TEXT TO READ
The worst hit location was Zhugqu County, where mud submerged houses and tore multi-story blocks of flats to pieces. The seat of Zhouqu County was densely populated, with 50,000 people (42,000 of them are permanent population) in an area of 2 square kilometres (0.77 sq mi). After the heavy rain, there was a buildup of water behind a dam of debris blocking a small river to the north of the city of Zhugqu; when the dam broke, around 1,800,000 cubic metres (64,000,000 cu ft) of mud and rocks swept through the town, in a surge reported as up to five storeys high, covering more than 300 low-rise homes and burying at least one village entirely. The mudslide left an area 5 kilometres (3.1 mi) long by 300 metres (980 ft) wide in average leveled by mud with average thickness of 5 meters (16 ft).

According to Gyurme Dorje's Tibet Handbook, the forest region of Zhugqu has, since the 1950s, "shrunk by 30% and the reserve of timber reduced by 25% due to overfelling. The sand in the river water has increased by 60%, and the water volume has reduced by 8%, resulting in increased flooding and drought." Furthermore, in this county there were between 47 and 53 hydroelectric construction projects in recent years, with 41 completed and 12 approaching deadline, according to government data. These together have caused 749,000 tons of water and soil erosion and over 3,000,000 cubic meters of bulldozed material. In 2006, a Lanzhou University report concluded that these projects have made the whole area a volatile danger-zone. The Christian Science Monitor reported that two science researchers had predicted the mudslides in 1997.

Lines of data
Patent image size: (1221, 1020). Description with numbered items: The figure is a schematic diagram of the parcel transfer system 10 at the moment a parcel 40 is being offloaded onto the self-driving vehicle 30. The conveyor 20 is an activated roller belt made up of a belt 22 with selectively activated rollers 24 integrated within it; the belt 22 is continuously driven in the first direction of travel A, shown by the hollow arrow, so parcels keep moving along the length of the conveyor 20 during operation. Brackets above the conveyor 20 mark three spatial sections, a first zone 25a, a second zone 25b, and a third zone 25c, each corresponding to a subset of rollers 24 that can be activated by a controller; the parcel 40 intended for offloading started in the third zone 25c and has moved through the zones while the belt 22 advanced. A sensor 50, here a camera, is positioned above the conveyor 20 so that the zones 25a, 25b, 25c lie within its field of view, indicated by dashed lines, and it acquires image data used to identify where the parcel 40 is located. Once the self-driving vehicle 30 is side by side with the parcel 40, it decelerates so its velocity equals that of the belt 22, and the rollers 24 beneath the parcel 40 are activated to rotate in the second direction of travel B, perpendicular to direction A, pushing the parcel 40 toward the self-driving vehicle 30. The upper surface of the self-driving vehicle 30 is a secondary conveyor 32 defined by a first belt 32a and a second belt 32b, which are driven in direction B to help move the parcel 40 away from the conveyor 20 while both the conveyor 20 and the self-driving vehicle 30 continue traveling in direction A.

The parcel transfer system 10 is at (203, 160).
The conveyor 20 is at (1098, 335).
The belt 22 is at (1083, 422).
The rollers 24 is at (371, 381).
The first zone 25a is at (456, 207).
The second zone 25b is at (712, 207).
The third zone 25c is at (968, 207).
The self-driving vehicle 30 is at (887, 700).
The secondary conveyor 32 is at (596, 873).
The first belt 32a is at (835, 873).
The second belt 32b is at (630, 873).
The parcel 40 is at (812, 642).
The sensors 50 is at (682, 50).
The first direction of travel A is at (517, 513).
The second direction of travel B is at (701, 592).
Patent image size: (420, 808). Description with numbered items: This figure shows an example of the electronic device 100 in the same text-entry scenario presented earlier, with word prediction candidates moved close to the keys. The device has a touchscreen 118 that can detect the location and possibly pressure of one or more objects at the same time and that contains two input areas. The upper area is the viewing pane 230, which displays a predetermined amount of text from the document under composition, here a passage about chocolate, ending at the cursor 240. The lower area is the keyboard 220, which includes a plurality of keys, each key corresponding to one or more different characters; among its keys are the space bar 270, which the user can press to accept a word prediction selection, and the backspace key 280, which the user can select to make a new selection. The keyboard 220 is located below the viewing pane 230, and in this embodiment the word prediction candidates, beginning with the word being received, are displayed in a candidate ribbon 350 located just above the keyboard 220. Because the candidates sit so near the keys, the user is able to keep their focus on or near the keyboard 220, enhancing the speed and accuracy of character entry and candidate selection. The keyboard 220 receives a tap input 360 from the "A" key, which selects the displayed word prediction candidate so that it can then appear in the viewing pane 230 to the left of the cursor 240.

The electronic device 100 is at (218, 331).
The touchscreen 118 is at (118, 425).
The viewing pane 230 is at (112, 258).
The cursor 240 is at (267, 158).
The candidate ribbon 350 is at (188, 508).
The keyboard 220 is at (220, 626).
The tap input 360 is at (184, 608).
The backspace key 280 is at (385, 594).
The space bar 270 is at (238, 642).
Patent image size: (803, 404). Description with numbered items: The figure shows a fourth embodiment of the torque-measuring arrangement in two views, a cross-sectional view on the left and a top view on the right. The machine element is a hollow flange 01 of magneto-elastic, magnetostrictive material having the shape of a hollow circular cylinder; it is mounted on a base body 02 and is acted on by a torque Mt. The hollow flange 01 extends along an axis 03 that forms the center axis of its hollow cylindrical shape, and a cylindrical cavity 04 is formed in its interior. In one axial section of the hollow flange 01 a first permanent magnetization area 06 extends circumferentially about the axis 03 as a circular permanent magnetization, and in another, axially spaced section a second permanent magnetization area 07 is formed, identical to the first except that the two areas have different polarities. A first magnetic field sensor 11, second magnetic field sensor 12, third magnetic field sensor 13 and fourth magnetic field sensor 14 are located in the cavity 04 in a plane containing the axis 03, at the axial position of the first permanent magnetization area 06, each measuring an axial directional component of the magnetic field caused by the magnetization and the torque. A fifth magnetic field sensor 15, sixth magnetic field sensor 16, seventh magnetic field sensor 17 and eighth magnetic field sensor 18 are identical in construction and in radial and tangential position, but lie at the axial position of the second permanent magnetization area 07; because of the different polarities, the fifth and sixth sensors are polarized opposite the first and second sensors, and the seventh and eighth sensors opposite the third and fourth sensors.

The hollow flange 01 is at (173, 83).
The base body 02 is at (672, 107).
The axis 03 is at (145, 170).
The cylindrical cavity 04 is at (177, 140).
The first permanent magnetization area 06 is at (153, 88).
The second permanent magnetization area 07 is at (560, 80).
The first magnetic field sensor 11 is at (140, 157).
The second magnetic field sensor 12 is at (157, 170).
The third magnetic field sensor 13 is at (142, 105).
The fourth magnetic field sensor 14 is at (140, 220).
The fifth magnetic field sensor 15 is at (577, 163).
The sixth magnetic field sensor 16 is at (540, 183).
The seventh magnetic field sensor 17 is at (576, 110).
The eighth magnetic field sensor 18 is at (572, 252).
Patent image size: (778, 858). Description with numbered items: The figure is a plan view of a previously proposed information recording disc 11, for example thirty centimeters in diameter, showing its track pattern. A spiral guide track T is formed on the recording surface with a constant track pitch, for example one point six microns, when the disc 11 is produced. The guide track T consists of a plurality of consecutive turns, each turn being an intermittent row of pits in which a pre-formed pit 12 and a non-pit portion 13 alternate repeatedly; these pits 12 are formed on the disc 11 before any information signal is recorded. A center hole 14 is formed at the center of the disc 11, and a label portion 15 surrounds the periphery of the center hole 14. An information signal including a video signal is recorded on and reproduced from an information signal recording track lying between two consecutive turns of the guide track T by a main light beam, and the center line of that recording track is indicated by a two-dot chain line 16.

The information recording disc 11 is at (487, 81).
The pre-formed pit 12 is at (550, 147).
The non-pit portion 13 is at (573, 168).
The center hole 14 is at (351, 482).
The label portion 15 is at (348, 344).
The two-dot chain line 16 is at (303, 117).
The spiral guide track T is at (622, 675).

GIVEN EXERCISE 1
From the passage on the Zhugqu mudslide, list every change attributed to the forest region since the 1950s in the Tibet Handbook quotation, giving each with its percentage.
GIVEN EXERCISE 2
Decide whether each statement agrees with the passage on the Zhugqu mudslide. For each, answer yes or no and quote the words that settle it.
(a) The dam of debris blocked a small river to the south of the city of Zhugqu.
(b) The Lanzhou University report was issued in 2006.
(c) The surge of mud covered more than 300 low-rise homes.
GIVEN EXERCISE 3
Answer these questions from the passage on the Zhugqu mudslide.
(a) How many of the people in the seat of Zhouqu County are permanent population?
(b) How many hydroelectric construction projects in the county were completed?
(c) Which publication reported that two science researchers had predicted the mudslides?

TASK OUTPUT 1
- Forest region shrunk by 30%
- Reserve of timber reduced by 25%
- Sand in the river water increased by 60%
- Water volume reduced by 8%

TASK OUTPUT 2
(a) No: "a small river to the north of the city of Zhugqu"
(b) Yes: "In 2006, a Lanzhou University report concluded"
(c) Yes: "covering more than 300 low-rise homes"

TASK OUTPUT 3
(a) 42,000
(b) 41
(c) The Christian Science Monitor